Data excerpts:

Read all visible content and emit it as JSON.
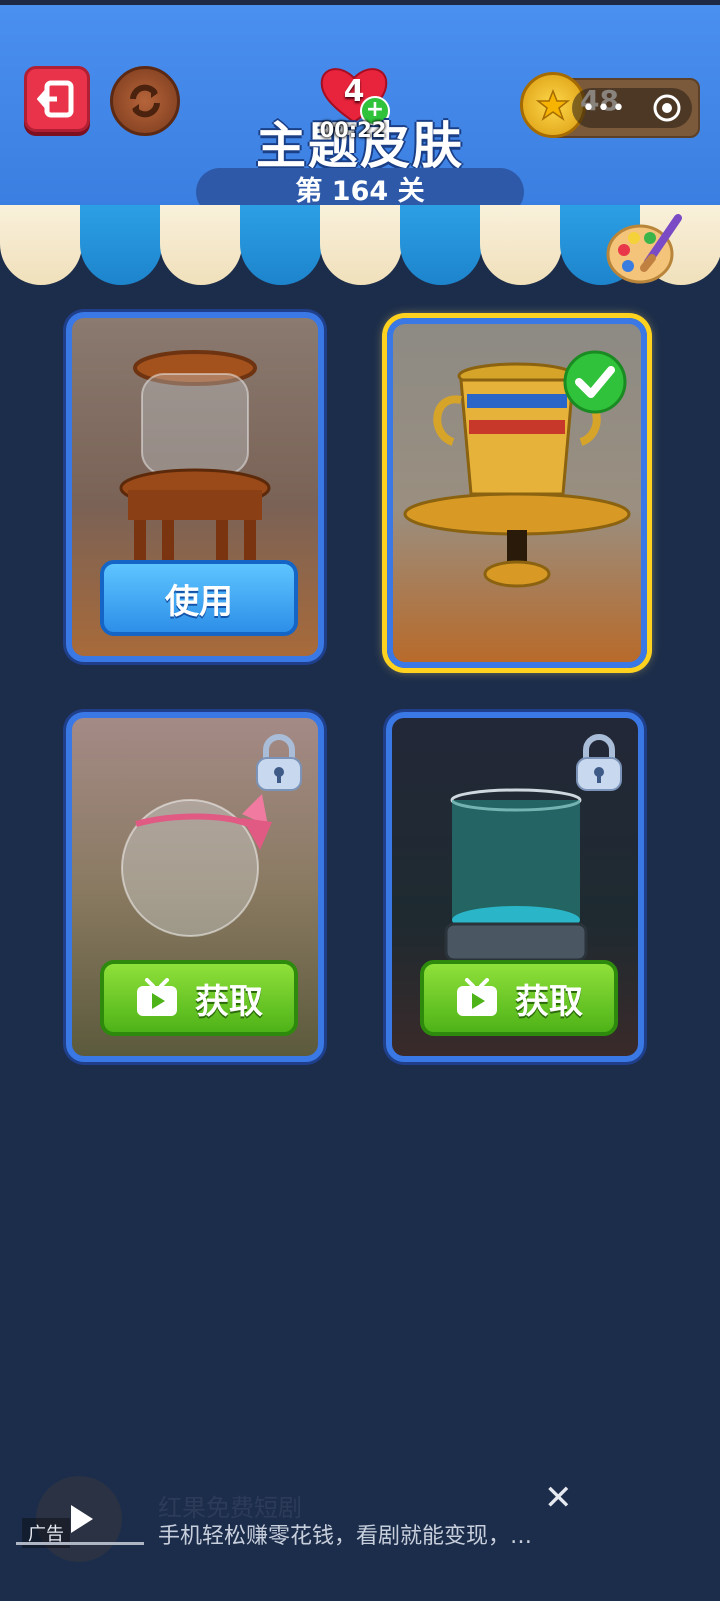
{
  "header": {
    "title": "主题皮肤",
    "level": "第 164 关",
    "lives": "4",
    "timer": "00:22",
    "coins": "48"
  },
  "cards": [
    {
      "name": "wooden-jar",
      "action": "使用",
      "state": "available"
    },
    {
      "name": "golden-trophy",
      "action": "",
      "state": "selected"
    },
    {
      "name": "glass-bowl-ribbon",
      "action": "获取",
      "state": "locked"
    },
    {
      "name": "teal-cylinder",
      "action": "获取",
      "state": "locked"
    }
  ],
  "ad": {
    "title": "红果免费短剧",
    "description": "手机轻松赚零花钱，看剧就能变现，…",
    "badge": "广告"
  },
  "colors": {
    "background": "#1c2d4b",
    "header_blue": "#4a90f0",
    "use_button": "#2d8fe8",
    "get_button": "#4eb318",
    "selected_border": "#ffd21f"
  }
}
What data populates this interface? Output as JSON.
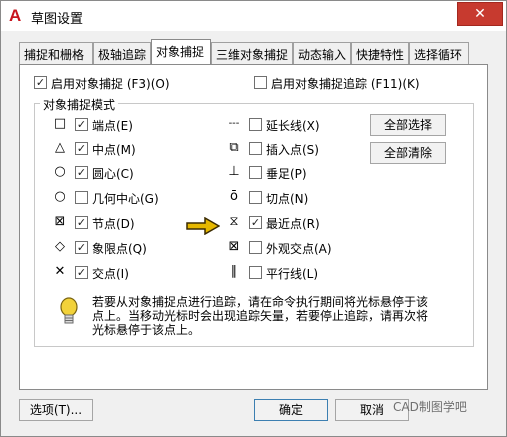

Instructions for the task: Return each line from the material above exactly, but not the pictures.

Solution below:
Read all visible content and emit it as JSON.
{
  "header": {
    "title": "主题皮肤",
    "level": "第 164 关",
    "lives": "4",
    "timer": "00:22",
    "coins": "48"
  },
  "cards": [
    {
      "name": "wooden-jar",
      "action": "使用",
      "state": "available"
    },
    {
      "name": "golden-trophy",
      "action": "",
      "state": "selected"
    },
    {
      "name": "glass-bowl-ribbon",
      "action": "获取",
      "state": "locked"
    },
    {
      "name": "teal-cylinder",
      "action": "获取",
      "state": "locked"
    }
  ],
  "ad": {
    "title": "红果免费短剧",
    "description": "手机轻松赚零花钱，看剧就能变现，…",
    "badge": "广告"
  },
  "colors": {
    "background": "#1c2d4b",
    "header_blue": "#4a90f0",
    "use_button": "#2d8fe8",
    "get_button": "#4eb318",
    "selected_border": "#ffd21f"
  }
}
What data populates this interface? Output as JSON.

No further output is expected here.